→ INSTRUCTION
Output every line below exactly.

→ MATERIAL
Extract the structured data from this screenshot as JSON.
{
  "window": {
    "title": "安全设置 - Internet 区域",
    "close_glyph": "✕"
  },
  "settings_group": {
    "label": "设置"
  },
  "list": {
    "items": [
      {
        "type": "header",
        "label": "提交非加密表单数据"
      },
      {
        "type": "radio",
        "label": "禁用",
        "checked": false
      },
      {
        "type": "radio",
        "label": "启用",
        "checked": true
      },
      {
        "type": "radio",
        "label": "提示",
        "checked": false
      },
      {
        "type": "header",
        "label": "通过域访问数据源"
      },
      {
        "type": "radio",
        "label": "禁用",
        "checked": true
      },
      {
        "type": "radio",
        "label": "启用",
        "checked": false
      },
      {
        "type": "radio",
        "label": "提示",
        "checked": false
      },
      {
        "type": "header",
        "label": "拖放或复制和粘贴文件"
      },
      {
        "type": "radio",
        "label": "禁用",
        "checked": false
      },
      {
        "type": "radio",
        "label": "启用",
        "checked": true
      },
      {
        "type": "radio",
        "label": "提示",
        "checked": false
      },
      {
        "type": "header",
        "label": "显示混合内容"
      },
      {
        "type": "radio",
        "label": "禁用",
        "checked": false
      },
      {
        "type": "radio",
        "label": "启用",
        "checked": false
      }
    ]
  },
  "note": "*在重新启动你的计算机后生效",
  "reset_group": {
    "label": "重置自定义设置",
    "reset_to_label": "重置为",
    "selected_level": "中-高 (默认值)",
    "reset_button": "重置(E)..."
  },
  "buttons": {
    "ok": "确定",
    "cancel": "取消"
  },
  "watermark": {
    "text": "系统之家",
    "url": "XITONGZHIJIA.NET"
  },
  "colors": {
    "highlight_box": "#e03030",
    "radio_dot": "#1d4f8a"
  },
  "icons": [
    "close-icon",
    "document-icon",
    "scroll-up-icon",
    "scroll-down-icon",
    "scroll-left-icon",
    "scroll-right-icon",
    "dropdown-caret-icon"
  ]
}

→ SOLUTION FOR THIS EXERCISE
Extract the structured data from this screenshot as JSON.
{
  "window": {
    "title": "安全设置 - Internet 区域",
    "close_glyph": "✕"
  },
  "settings_group": {
    "label": "设置"
  },
  "list": {
    "items": [
      {
        "type": "header",
        "label": "提交非加密表单数据"
      },
      {
        "type": "radio",
        "label": "禁用",
        "checked": false
      },
      {
        "type": "radio",
        "label": "启用",
        "checked": true
      },
      {
        "type": "radio",
        "label": "提示",
        "checked": false
      },
      {
        "type": "header",
        "label": "通过域访问数据源"
      },
      {
        "type": "radio",
        "label": "禁用",
        "checked": true
      },
      {
        "type": "radio",
        "label": "启用",
        "checked": false
      },
      {
        "type": "radio",
        "label": "提示",
        "checked": false
      },
      {
        "type": "header",
        "label": "拖放或复制和粘贴文件"
      },
      {
        "type": "radio",
        "label": "禁用",
        "checked": false
      },
      {
        "type": "radio",
        "label": "启用",
        "checked": true
      },
      {
        "type": "radio",
        "label": "提示",
        "checked": false
      },
      {
        "type": "header",
        "label": "显示混合内容"
      },
      {
        "type": "radio",
        "label": "禁用",
        "checked": false
      },
      {
        "type": "radio",
        "label": "启用",
        "checked": false
      }
    ]
  },
  "note": "*在重新启动你的计算机后生效",
  "reset_group": {
    "label": "重置自定义设置",
    "reset_to_label": "重置为",
    "selected_level": "中-高 (默认值)",
    "reset_button": "重置(E)..."
  },
  "buttons": {
    "ok": "确定",
    "cancel": "取消"
  },
  "watermark": {
    "text": "系统之家",
    "url": "XITONGZHIJIA.NET"
  },
  "colors": {
    "highlight_box": "#e03030",
    "radio_dot": "#1d4f8a"
  },
  "icons": [
    "close-icon",
    "document-icon",
    "scroll-up-icon",
    "scroll-down-icon",
    "scroll-left-icon",
    "scroll-right-icon",
    "dropdown-caret-icon"
  ]
}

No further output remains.